The base station is a solar-powered computer that is the central and main node of the network and its main goal is to collect all the packets sent from collars and upload them to a database through WiFi. On the other hand, 802.15.4 motes are small solar-powered devices whose purpose is to extend the coverage of the network, being able to receive packets from collars and send them to another mote or directly to the base station if it is close enough. More information about these two systems and the others that have been mentioned can be found in previous publications [23,24,25]. In this work, we focus on the main relevant components for the distance estimation task that we present, which are: collars, the 802.15.4 sniffer devices and the mobile node.

2.4.1. Collars

Collars (see Figure 6) are smart devices that are placed on target animals and are able to monitor them and collect behavioral information that is then sent to a base station using an 802.15.4 ZigBee 2.4 GHz radio module.
Collars consist of a set of sensors such as a GPS, for obtaining the location where the animal is, and also the time at which this information is collected; and an inertial measurement unit (IMU) that contains an accelerometer, a gyroscope and a magnetometer. The data obtained from the IMU are processed to extract the relevant information from the sensors, and then sent to a neural network (NN) that is embedded on the collar’s micro-controller, which was trained to classify between three different gaits: walking, trotting, and running. More information about the network, the training process, and the accuracy that the system is able to achieve can be found in [23].
Processing the information on the embedded NN (Neural Network) and then sending the results to the base station instead of sending the sensor data to the base station and then classifying them drastically reduces the number of packets sent through the network, reducing the power consumption of the system and thus improving battery life, which is crucial for this project [24].

* [Available data]
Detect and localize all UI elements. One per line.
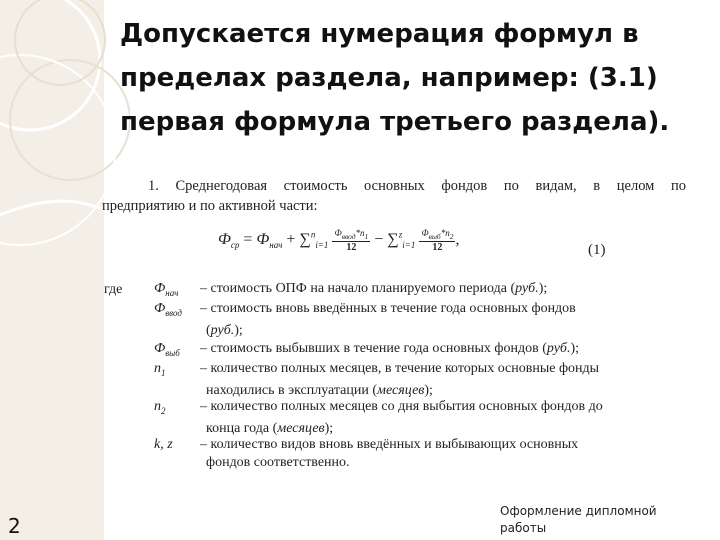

* [Work to be completed]
Name every gait that the neural network in the passage about the animal collars was trained to classify.

* [Solution to the problem]
Walking, trotting, and running.